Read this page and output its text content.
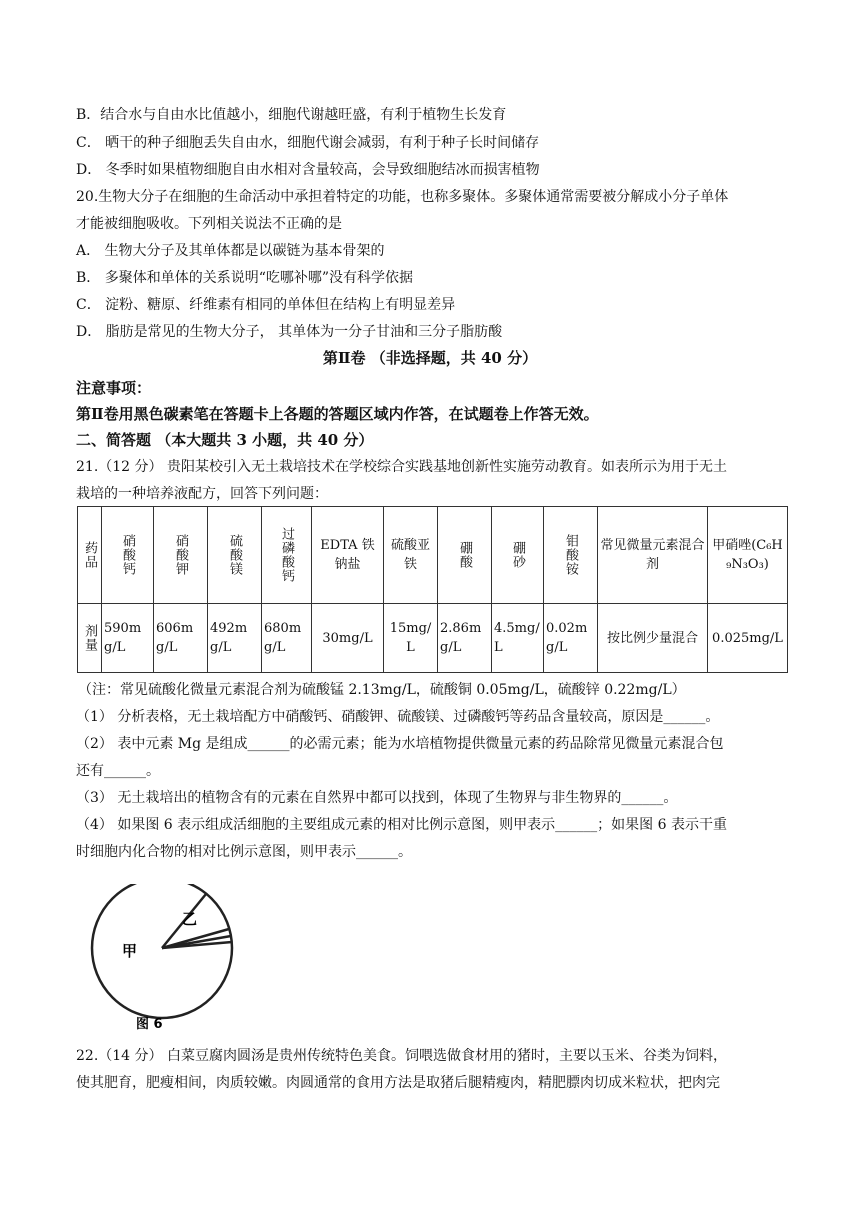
B．结合水与自由水比值越小，细胞代谢越旺盛，有利于植物生长发育
C． 晒干的种子细胞丢失自由水，细胞代谢会减弱，有利于种子长时间储存
D． 冬季时如果植物细胞自由水相对含量较高，会导致细胞结冰而损害植物
20.生物大分子在细胞的生命活动中承担着特定的功能，也称多聚体。多聚体通常需要被分解成小分子单体
才能被细胞吸收。下列相关说法不正确的是
A． 生物大分子及其单体都是以碳链为基本骨架的
B． 多聚体和单体的关系说明“吃哪补哪”没有科学依据
C． 淀粉、糖原、纤维素有相同的单体但在结构上有明显差异
D． 脂肪是常见的生物大分子， 其单体为一分子甘油和三分子脂肪酸
第Ⅱ卷 （非选择题，共 40 分）
注意事项：
第Ⅱ卷用黑色碳素笔在答题卡上各题的答题区域内作答，在试题卷上作答无效。
二、简答题 （本大题共 3 小题，共 40 分）
21.（12 分） 贵阳某校引入无土栽培技术在学校综合实践基地创新性实施劳动教育。如表所示为用于无土
栽培的一种培养液配方，回答下列问题：
药品	硝酸钙	硝酸钾	硫酸镁	过磷酸钙	EDTA 铁钠盐	硫酸亚铁	硼酸	硼砂	钼酸铵	常见微量元素混合剂	甲硝唑(C₆H₉N₃O₃)

剂量	590mg/L	606mg/L	492mg/L	680mg/L	30mg/L	15mg/L	2.86mg/L	4.5mg/L	0.02mg/L	按比例少量混合	0.025mg/L
（注：常见硫酸化微量元素混合剂为硫酸锰 2.13mg/L，硫酸铜 0.05mg/L，硫酸锌 0.22mg/L）
（1） 分析表格，无土栽培配方中硝酸钙、硝酸钾、硫酸镁、过磷酸钙等药品含量较高，原因是______。
（2） 表中元素 Mg 是组成______的必需元素；能为水培植物提供微量元素的药品除常见微量元素混合包
还有______。
（3） 无土栽培出的植物含有的元素在自然界中都可以找到，体现了生物界与非生物界的______。
（4） 如果图 6 表示组成活细胞的主要组成元素的相对比例示意图，则甲表示______；如果图 6 表示干重
时细胞内化合物的相对比例示意图，则甲表示______。
乙
甲
图 6
22.（14 分） 白菜豆腐肉圆汤是贵州传统特色美食。饲喂选做食材用的猪时，主要以玉米、谷类为饲料，
使其肥育，肥瘦相间，肉质较嫩。肉圆通常的食用方法是取猪后腿精瘦肉，精肥膘肉切成米粒状，把肉完
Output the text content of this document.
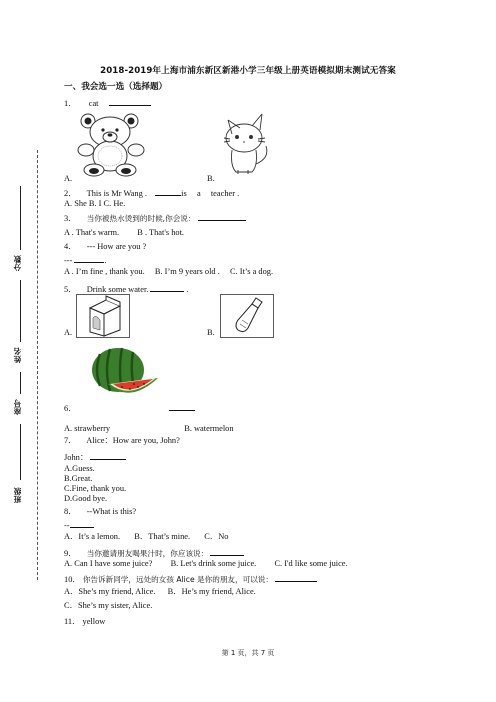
分数
姓名
座号
班级
2018-2019年上海市浦东新区新港小学三年级上册英语模拟期末测试无答案
一、我会选一选（选择题）
1． cat
A.	B.
2． This is Mr Wang .	is a teacher .
A. She B. I C. He.
3． 当你被热水烫到的时候,你会说：
A . That's warm. B . That's hot.
4． --- How are you ?
---	.
A . I’m fine , thank you. B. I’m 9 years old . C. It’s a dog.
5． Drink some water.	.
A.	B.
6．
A. strawberry	B. watermelon
7． Alice：How are you, John?
John：
A.Guess.
B.Great.
C.Fine, thank you.
D.Good bye.
8． --What is this?
--
A．It’s a lemon. B．That’s mine. C．No
9． 当你邀请朋友喝果汁时，你应该说：
A. Can I have some juice? B. Let's drink some juice. C. I'd like some juice.
10． 你告诉新同学，远处的女孩 Alice 是你的朋友，可以说：
A．She’s my friend, Alice. B．He’s my friend, Alice.
C．She’s my sister, Alice.
11． yellow
第 1 页，共 7 页
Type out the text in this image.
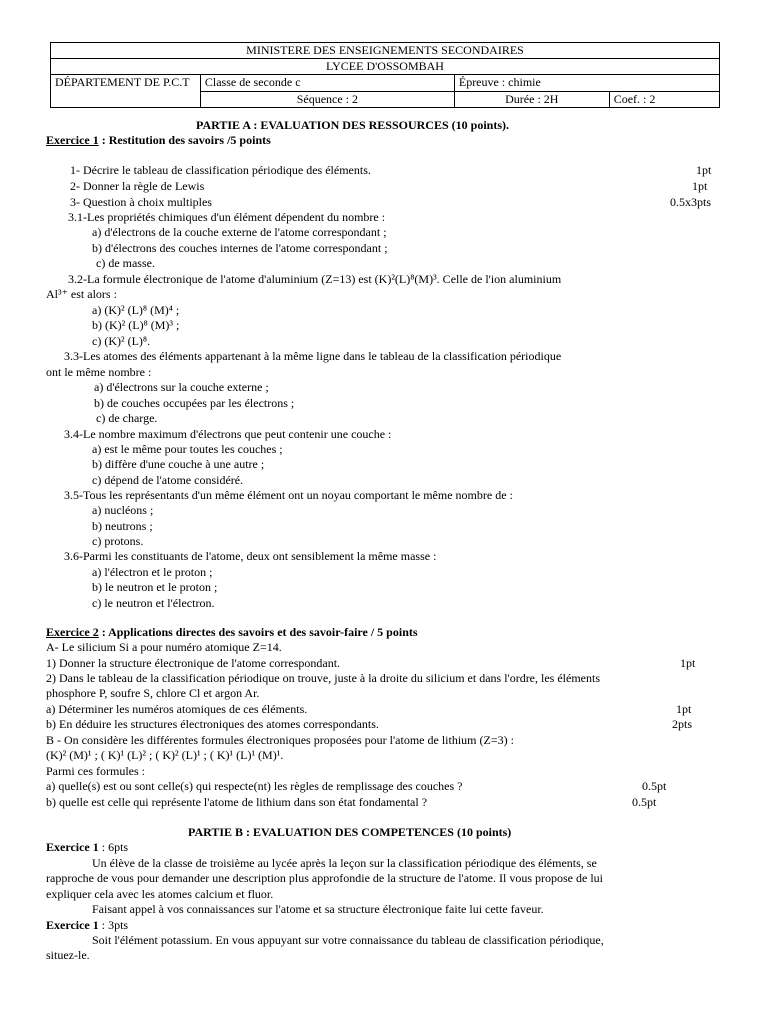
MINISTERE DES ENSEIGNEMENTS SECONDAIRES			
LYCEE D'OSSOMBAH			
DÉPARTEMENT DE P.C.T	Classe de seconde c	Épreuve : chimie	
	Séquence : 2	Durée : 2H	Coef. : 2
PARTIE A : EVALUATION DES RESSOURCES (10 points).
Exercice 1 : Restitution des savoirs /5 points
1- Décrire le tableau de classification périodique des éléments.	1pt
2- Donner la règle de Lewis	1pt
3- Question à choix multiples	0.5x3pts
3.1-Les propriétés chimiques d'un élément dépendent du nombre :
a) d'électrons de la couche externe de l'atome correspondant ;
b) d'électrons des couches internes de l'atome correspondant ;
c) de masse.
3.2-La formule électronique de l'atome d'aluminium (Z=13) est (K)²(L)⁸(M)³. Celle de l'ion aluminium
Al³⁺ est alors :
a) (K)² (L)⁸ (M)⁴ ;
b) (K)² (L)⁸ (M)³ ;
c) (K)² (L)⁸.
3.3-Les atomes des éléments appartenant à la même ligne dans le tableau de la classification périodique
ont le même nombre :
a) d'électrons sur la couche externe ;
b) de couches occupées par les électrons ;
c) de charge.
3.4-Le nombre maximum d'électrons que peut contenir une couche :
a) est le même pour toutes les couches ;
b) diffère d'une couche à une autre ;
c) dépend de l'atome considéré.
3.5-Tous les représentants d'un même élément ont un noyau comportant le même nombre de :
a) nucléons ;
b) neutrons ;
c) protons.
3.6-Parmi les constituants de l'atome, deux ont sensiblement la même masse :
a) l'électron et le proton ;
b) le neutron et le proton ;
c) le neutron et l'électron.
Exercice 2 : Applications directes des savoirs et des savoir-faire / 5 points
A- Le silicium Si a pour numéro atomique Z=14.
1) Donner la structure électronique de l'atome correspondant.	1pt
2) Dans le tableau de la classification périodique on trouve, juste à la droite du silicium et dans l'ordre, les éléments
phosphore P, soufre S, chlore Cl et argon Ar.
a) Déterminer les numéros atomiques de ces éléments.	1pt
b) En déduire les structures électroniques des atomes correspondants.	2pts
B - On considère les différentes formules électroniques proposées pour l'atome de lithium (Z=3) :
(K)² (M)¹ ; ( K)¹ (L)² ; ( K)² (L)¹ ; ( K)¹ (L)¹ (M)¹.
Parmi ces formules :
a) quelle(s) est ou sont celle(s) qui respecte(nt) les règles de remplissage des couches ?	0.5pt
b) quelle est celle qui représente l'atome de lithium dans son état fondamental ?	0.5pt
PARTIE B : EVALUATION DES COMPETENCES (10 points)
Exercice 1 : 6pts
Un élève de la classe de troisième au lycée après la leçon sur la classification périodique des éléments, se
rapproche de vous pour demander une description plus approfondie de la structure de l'atome. Il vous propose de lui
expliquer cela avec les atomes calcium et fluor.
Faisant appel à vos connaissances sur l'atome et sa structure électronique faite lui cette faveur.
Exercice 1 : 3pts
Soit l'élément potassium. En vous appuyant sur votre connaissance du tableau de classification périodique,
situez-le.
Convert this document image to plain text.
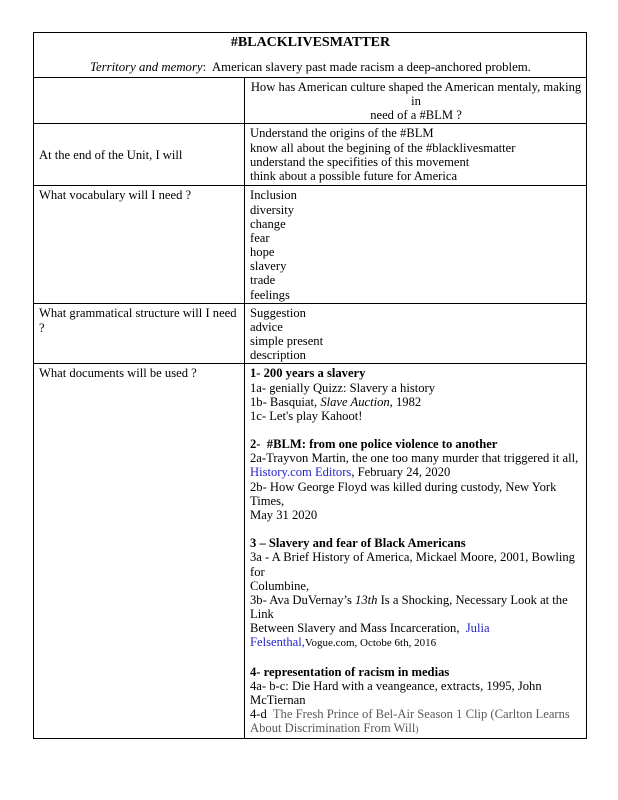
#BLACKLIVESMATTER
Territory and memory:  American slavery past made racism a deep-anchored problem.	

	How has American culture shaped the American mentaly, making in
need of a #BLM ?

At the end of the Unit, I will	Understand the origins of the #BLM
know all about the begining of the #blacklivesmatter
understand the specifities of this movement
think about a possible future for America

What vocabulary will I need ?	Inclusion
diversity
change
fear
hope
slavery
trade
feelings

What grammatical structure will I need ?	Suggestion
advice
simple present
description

What documents will be used ?	1- 200 years a slavery
1a- genially Quizz: Slavery a history
1b- Basquiat, Slave Auction, 1982
1c- Let's play Kahoot!
2-  #BLM: from one police violence to another
2a-Trayvon Martin, the one too many murder that triggered it all,
History.com Editors, February 24, 2020
2b- How George Floyd was killed during custody, New York Times,
May 31 2020
3 – Slavery and fear of Black Americans
3a - A Brief History of America, Mickael Moore, 2001, Bowling for
Columbine,
3b- Ava DuVernay’s 13th Is a Shocking, Necessary Look at the Link
Between Slavery and Mass Incarceration,  Julia
Felsenthal,Vogue.com, Octobe 6th, 2016
4- representation of racism in medias
4a- b-c: Die Hard with a veangeance, extracts, 1995, John
McTiernan
4-d  The Fresh Prince of Bel-Air Season 1 Clip (Carlton Learns
About Discrimination From Will)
═══
* _INSTRUCTION_
From the records above, pull out each line that has "couches".

* _THE REPLY_
b) d'électrons des couches internes de l'atome correspondant ;
b) de couches occupées par les électrons ;
a) est le même pour toutes les couches ;
a) quelle(s) est ou sont celle(s) qui respecte(nt) les règles de remplissage des couches ?	0.5pt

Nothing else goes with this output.